WHAT NEEDS TO BE DONE:
Find the lines that contain the word "houses" and copy each one.

(A block of data)
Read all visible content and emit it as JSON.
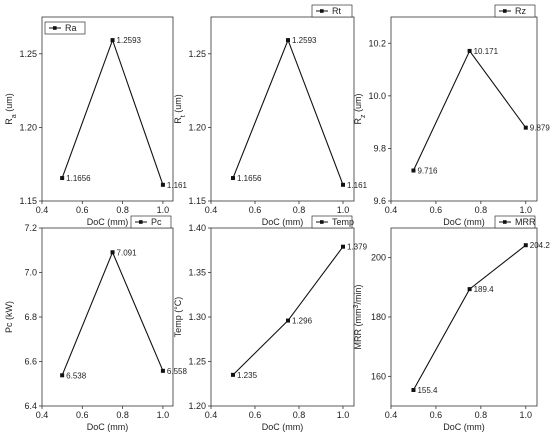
{
  "chart_data": [
    {
      "type": "line",
      "legend": "Ra",
      "legend_placement": "top-left",
      "xlabel": "DoC (mm)",
      "ylabel": {
        "main": "R",
        "sub": "a",
        "rest": " (um)"
      },
      "x": [
        0.5,
        0.75,
        1.0
      ],
      "values": [
        1.1656,
        1.2593,
        1.161
      ],
      "data_labels": [
        "1.1656",
        "1.2593",
        "1.161"
      ],
      "xlim": [
        0.4,
        1.05
      ],
      "ylim": [
        1.15,
        1.275
      ],
      "xticks": [
        0.4,
        0.6,
        0.8,
        1.0
      ],
      "xtick_labels": [
        "0.4",
        "0.6",
        "0.8",
        "1.0"
      ],
      "yticks": [
        1.15,
        1.2,
        1.25
      ],
      "ytick_labels": [
        "1.15",
        "1.20",
        "1.25"
      ],
      "grid": false
    },
    {
      "type": "line",
      "legend": "Rt",
      "legend_placement": "top-right",
      "xlabel": "DoC (mm)",
      "ylabel": {
        "main": "R",
        "sub": "t",
        "rest": " (um)"
      },
      "x": [
        0.5,
        0.75,
        1.0
      ],
      "values": [
        1.1656,
        1.2593,
        1.161
      ],
      "data_labels": [
        "1.1656",
        "1.2593",
        "1.161"
      ],
      "xlim": [
        0.4,
        1.05
      ],
      "ylim": [
        1.15,
        1.275
      ],
      "xticks": [
        0.4,
        0.6,
        0.8,
        1.0
      ],
      "xtick_labels": [
        "0.4",
        "0.6",
        "0.8",
        "1.0"
      ],
      "yticks": [
        1.15,
        1.2,
        1.25
      ],
      "ytick_labels": [
        "1.15",
        "1.20",
        "1.25"
      ],
      "grid": false
    },
    {
      "type": "line",
      "legend": "Rz",
      "legend_placement": "top-right",
      "xlabel": "DoC (mm)",
      "ylabel": {
        "main": "R",
        "sub": "z",
        "rest": " (um)"
      },
      "x": [
        0.5,
        0.75,
        1.0
      ],
      "values": [
        9.716,
        10.171,
        9.879
      ],
      "data_labels": [
        "9.716",
        "10.171",
        "9.879"
      ],
      "xlim": [
        0.4,
        1.05
      ],
      "ylim": [
        9.6,
        10.3
      ],
      "xticks": [
        0.4,
        0.6,
        0.8,
        1.0
      ],
      "xtick_labels": [
        "0.4",
        "0.6",
        "0.8",
        "1.0"
      ],
      "yticks": [
        9.6,
        9.8,
        10.0,
        10.2
      ],
      "ytick_labels": [
        "9.6",
        "9.8",
        "10.0",
        "10.2"
      ],
      "grid": false
    },
    {
      "type": "line",
      "legend": "Pc",
      "legend_placement": "top-right",
      "xlabel": "DoC (mm)",
      "ylabel": {
        "main": "Pc (kW)",
        "sub": "",
        "rest": ""
      },
      "x": [
        0.5,
        0.75,
        1.0
      ],
      "values": [
        6.538,
        7.091,
        6.558
      ],
      "data_labels": [
        "6.538",
        "7.091",
        "6.558"
      ],
      "xlim": [
        0.4,
        1.05
      ],
      "ylim": [
        6.4,
        7.2
      ],
      "xticks": [
        0.4,
        0.6,
        0.8,
        1.0
      ],
      "xtick_labels": [
        "0.4",
        "0.6",
        "0.8",
        "1.0"
      ],
      "yticks": [
        6.4,
        6.6,
        6.8,
        7.0,
        7.2
      ],
      "ytick_labels": [
        "6.4",
        "6.6",
        "6.8",
        "7.0",
        "7.2"
      ],
      "grid": false
    },
    {
      "type": "line",
      "legend": "Temp",
      "legend_placement": "top-right",
      "xlabel": "DoC (mm)",
      "ylabel": {
        "main": "Temp (°C)",
        "sub": "",
        "rest": ""
      },
      "x": [
        0.5,
        0.75,
        1.0
      ],
      "values": [
        1.235,
        1.296,
        1.379
      ],
      "data_labels": [
        "1.235",
        "1.296",
        "1.379"
      ],
      "xlim": [
        0.4,
        1.05
      ],
      "ylim": [
        1.2,
        1.4
      ],
      "xticks": [
        0.4,
        0.6,
        0.8,
        1.0
      ],
      "xtick_labels": [
        "0.4",
        "0.6",
        "0.8",
        "1.0"
      ],
      "yticks": [
        1.2,
        1.25,
        1.3,
        1.35,
        1.4
      ],
      "ytick_labels": [
        "1.20",
        "1.25",
        "1.30",
        "1.35",
        "1.40"
      ],
      "grid": false
    },
    {
      "type": "line",
      "legend": "MRR",
      "legend_placement": "top-right",
      "xlabel": "DoC (mm)",
      "ylabel": {
        "main": "MRR (mm",
        "sup": "3",
        "rest": "/min)"
      },
      "x": [
        0.5,
        0.75,
        1.0
      ],
      "values": [
        155.4,
        189.4,
        204.2
      ],
      "data_labels": [
        "155.4",
        "189.4",
        "204.2"
      ],
      "xlim": [
        0.4,
        1.05
      ],
      "ylim": [
        150,
        210
      ],
      "xticks": [
        0.4,
        0.6,
        0.8,
        1.0
      ],
      "xtick_labels": [
        "0.4",
        "0.6",
        "0.8",
        "1.0"
      ],
      "yticks": [
        160,
        180,
        200
      ],
      "ytick_labels": [
        "160",
        "180",
        "200"
      ],
      "grid": false
    }
  ]
}
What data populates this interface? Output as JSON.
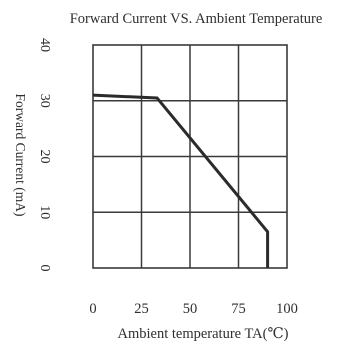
{
  "chart_data": {
    "type": "line",
    "title": "Forward Current VS. Ambient Temperature",
    "xlabel": "Ambient temperature TA(℃)",
    "ylabel": "Forward Current (mA)",
    "xlim": [
      0,
      100
    ],
    "ylim": [
      0,
      40
    ],
    "xticks": [
      "0",
      "25",
      "50",
      "75",
      "100"
    ],
    "yticks": [
      "0",
      "10",
      "20",
      "30",
      "40"
    ],
    "grid": true,
    "series": [
      {
        "x": [
          0,
          33,
          90,
          90
        ],
        "y": [
          31,
          30.5,
          6.5,
          0
        ]
      }
    ],
    "colors": {
      "line": "#2b2b2b",
      "grid": "#3a3a3a",
      "text": "#2f2f2f"
    }
  }
}
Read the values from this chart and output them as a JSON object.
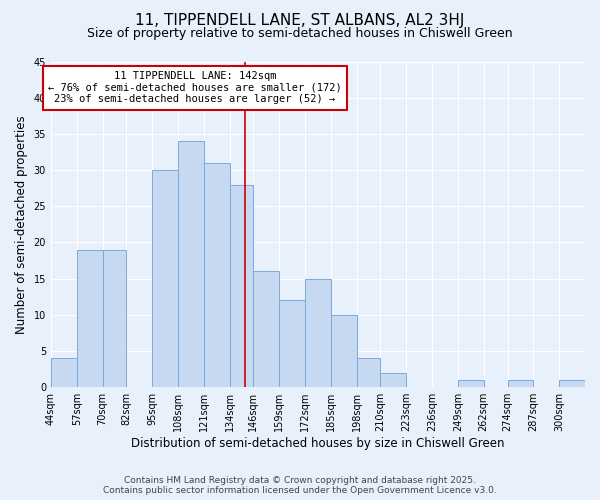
{
  "title": "11, TIPPENDELL LANE, ST ALBANS, AL2 3HJ",
  "subtitle": "Size of property relative to semi-detached houses in Chiswell Green",
  "xlabel": "Distribution of semi-detached houses by size in Chiswell Green",
  "ylabel": "Number of semi-detached properties",
  "bin_labels": [
    "44sqm",
    "57sqm",
    "70sqm",
    "82sqm",
    "95sqm",
    "108sqm",
    "121sqm",
    "134sqm",
    "146sqm",
    "159sqm",
    "172sqm",
    "185sqm",
    "198sqm",
    "210sqm",
    "223sqm",
    "236sqm",
    "249sqm",
    "262sqm",
    "274sqm",
    "287sqm",
    "300sqm"
  ],
  "bin_edges": [
    44,
    57,
    70,
    82,
    95,
    108,
    121,
    134,
    146,
    159,
    172,
    185,
    198,
    210,
    223,
    236,
    249,
    262,
    274,
    287,
    300
  ],
  "bar_heights": [
    4,
    19,
    19,
    0,
    30,
    34,
    31,
    28,
    16,
    12,
    15,
    10,
    4,
    2,
    0,
    0,
    1,
    0,
    1,
    0,
    1
  ],
  "bar_color": "#c6d9f1",
  "bar_edge_color": "#7aaadc",
  "background_color": "#e8f0fb",
  "grid_color": "#ffffff",
  "vline_x": 142,
  "vline_color": "#cc0000",
  "annotation_title": "11 TIPPENDELL LANE: 142sqm",
  "annotation_line1": "← 76% of semi-detached houses are smaller (172)",
  "annotation_line2": "23% of semi-detached houses are larger (52) →",
  "annotation_box_color": "#ffffff",
  "annotation_box_edge": "#cc0000",
  "ylim": [
    0,
    45
  ],
  "yticks": [
    0,
    5,
    10,
    15,
    20,
    25,
    30,
    35,
    40,
    45
  ],
  "footer1": "Contains HM Land Registry data © Crown copyright and database right 2025.",
  "footer2": "Contains public sector information licensed under the Open Government Licence v3.0.",
  "title_fontsize": 11,
  "subtitle_fontsize": 9,
  "axis_label_fontsize": 8.5,
  "tick_fontsize": 7,
  "annot_fontsize": 7.5,
  "footer_fontsize": 6.5
}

RESULT BELOW:
  "subtitle": "Size of property relative to semi-detached houses in Chiswell Green",
  "xlabel": "Distribution of semi-detached houses by size in Chiswell Green",
  "annotation_line1": "← 76% of semi-detached houses are smaller (172)",
  "annotation_line2": "23% of semi-detached houses are larger (52) →",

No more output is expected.